**Short problem:**
Check each line of the data for "JSON" and select those that have it.

**Data entries for graphics:**

◇ ◇ ◇ ◇ ◇

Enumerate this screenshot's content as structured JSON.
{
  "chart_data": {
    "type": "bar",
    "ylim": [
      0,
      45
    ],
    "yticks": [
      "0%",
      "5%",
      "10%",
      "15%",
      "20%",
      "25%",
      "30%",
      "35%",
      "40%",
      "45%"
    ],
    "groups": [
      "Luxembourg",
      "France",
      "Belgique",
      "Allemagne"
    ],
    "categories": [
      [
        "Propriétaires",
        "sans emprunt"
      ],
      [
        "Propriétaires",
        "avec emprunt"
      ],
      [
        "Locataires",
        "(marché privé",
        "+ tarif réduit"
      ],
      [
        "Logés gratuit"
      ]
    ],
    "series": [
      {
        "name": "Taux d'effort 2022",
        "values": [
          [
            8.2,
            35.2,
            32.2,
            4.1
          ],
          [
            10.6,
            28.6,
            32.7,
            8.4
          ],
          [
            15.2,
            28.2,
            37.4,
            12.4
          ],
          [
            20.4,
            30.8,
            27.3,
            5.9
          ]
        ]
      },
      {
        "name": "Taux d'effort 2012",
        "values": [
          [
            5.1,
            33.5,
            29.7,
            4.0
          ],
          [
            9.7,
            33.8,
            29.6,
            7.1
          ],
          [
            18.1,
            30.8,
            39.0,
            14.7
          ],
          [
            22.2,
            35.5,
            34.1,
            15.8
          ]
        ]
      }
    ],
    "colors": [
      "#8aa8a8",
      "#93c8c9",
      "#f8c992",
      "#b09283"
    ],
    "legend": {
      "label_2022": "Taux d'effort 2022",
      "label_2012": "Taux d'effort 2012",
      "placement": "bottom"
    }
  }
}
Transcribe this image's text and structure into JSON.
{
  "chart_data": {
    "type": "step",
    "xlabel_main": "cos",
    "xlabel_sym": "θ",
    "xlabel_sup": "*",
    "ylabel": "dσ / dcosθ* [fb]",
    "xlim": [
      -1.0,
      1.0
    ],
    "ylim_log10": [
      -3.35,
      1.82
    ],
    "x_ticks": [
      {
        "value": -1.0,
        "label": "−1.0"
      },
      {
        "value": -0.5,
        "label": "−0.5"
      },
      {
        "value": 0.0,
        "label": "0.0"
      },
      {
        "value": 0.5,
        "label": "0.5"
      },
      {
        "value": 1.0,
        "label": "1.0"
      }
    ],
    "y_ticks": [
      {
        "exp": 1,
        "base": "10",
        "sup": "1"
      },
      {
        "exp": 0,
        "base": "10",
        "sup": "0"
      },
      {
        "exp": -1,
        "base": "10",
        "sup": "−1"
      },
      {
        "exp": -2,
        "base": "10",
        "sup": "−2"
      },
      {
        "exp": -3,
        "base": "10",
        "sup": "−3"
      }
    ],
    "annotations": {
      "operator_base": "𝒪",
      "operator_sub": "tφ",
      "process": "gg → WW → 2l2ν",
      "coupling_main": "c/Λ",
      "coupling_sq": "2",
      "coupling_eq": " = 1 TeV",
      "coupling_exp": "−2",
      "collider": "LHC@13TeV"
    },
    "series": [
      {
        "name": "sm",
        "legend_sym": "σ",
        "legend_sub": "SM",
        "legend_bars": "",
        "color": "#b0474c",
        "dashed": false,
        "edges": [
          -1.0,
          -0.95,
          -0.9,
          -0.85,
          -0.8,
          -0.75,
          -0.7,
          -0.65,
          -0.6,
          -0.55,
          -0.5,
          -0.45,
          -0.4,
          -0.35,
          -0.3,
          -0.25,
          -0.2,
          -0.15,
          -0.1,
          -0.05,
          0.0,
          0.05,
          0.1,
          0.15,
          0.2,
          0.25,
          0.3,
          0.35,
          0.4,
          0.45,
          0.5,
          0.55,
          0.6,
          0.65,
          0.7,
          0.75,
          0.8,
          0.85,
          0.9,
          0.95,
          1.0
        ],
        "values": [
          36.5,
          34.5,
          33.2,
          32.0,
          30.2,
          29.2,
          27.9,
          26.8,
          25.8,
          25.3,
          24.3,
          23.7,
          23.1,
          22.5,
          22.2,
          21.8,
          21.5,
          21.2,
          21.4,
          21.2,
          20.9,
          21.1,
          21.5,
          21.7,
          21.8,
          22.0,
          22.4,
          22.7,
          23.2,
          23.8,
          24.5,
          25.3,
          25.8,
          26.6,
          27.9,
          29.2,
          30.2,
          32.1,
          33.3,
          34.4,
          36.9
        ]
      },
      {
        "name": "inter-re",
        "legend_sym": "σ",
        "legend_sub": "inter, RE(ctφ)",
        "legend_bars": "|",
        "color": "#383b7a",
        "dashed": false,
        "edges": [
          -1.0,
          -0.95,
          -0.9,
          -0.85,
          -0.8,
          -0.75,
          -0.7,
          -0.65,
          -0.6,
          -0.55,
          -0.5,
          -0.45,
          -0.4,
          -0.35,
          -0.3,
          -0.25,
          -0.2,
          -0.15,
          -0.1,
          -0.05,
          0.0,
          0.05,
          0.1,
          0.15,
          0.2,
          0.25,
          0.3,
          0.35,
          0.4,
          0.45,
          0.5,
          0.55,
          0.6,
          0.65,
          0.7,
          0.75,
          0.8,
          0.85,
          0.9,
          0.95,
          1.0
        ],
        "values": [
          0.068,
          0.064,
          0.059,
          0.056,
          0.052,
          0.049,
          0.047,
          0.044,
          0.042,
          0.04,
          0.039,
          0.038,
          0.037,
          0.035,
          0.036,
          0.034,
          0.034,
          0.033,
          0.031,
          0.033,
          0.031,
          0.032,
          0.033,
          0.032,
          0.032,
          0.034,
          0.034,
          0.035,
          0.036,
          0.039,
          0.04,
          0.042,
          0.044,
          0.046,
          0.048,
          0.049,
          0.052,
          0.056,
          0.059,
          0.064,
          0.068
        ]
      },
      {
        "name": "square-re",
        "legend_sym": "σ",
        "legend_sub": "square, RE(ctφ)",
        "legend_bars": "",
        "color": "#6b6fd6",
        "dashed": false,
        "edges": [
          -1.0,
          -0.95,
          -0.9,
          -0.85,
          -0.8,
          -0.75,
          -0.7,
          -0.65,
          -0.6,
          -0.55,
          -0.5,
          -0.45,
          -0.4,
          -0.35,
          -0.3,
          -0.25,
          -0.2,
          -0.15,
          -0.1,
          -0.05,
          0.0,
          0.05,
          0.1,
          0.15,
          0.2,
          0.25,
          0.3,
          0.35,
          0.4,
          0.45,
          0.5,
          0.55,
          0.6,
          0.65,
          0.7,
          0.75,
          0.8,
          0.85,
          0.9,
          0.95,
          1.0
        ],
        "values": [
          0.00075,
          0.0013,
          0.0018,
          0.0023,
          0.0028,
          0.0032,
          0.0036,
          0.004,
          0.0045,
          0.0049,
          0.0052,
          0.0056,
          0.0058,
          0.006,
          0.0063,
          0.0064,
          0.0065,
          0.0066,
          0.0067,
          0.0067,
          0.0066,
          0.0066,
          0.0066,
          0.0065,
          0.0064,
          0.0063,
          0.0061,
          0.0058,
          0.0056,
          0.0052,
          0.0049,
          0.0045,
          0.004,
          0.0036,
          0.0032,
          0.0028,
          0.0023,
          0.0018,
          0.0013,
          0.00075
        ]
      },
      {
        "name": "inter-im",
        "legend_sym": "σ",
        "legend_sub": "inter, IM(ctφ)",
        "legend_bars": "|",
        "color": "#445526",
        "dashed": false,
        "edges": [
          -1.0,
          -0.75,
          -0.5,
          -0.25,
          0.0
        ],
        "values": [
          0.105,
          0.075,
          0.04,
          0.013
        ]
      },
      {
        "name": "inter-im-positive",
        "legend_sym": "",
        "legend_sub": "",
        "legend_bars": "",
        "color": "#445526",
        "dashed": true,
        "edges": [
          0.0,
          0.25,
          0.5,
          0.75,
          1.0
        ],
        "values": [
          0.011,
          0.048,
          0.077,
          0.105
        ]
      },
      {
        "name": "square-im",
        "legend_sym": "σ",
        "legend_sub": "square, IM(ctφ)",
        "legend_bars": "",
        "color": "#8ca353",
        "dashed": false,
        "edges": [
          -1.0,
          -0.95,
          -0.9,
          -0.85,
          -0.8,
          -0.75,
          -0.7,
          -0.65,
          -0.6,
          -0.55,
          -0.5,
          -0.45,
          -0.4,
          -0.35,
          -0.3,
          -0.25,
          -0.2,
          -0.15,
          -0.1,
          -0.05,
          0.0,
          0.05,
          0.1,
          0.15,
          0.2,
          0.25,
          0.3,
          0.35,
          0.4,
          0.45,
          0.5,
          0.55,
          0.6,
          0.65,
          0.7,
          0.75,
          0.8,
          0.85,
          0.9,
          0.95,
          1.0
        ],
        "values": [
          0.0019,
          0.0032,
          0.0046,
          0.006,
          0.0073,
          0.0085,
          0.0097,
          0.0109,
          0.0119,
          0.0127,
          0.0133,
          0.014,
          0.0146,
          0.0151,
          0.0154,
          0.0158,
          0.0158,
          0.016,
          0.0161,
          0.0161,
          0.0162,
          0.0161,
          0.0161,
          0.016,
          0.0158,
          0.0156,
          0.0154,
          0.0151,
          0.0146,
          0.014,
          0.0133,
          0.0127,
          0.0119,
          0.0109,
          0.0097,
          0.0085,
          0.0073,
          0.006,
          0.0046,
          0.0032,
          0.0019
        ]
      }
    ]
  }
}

◇ ◇ ◇ ◇ ◇

**Answer to this problem:**
Enumerate this screenshot's content as structured JSON.
Transcribe this image's text and structure into JSON.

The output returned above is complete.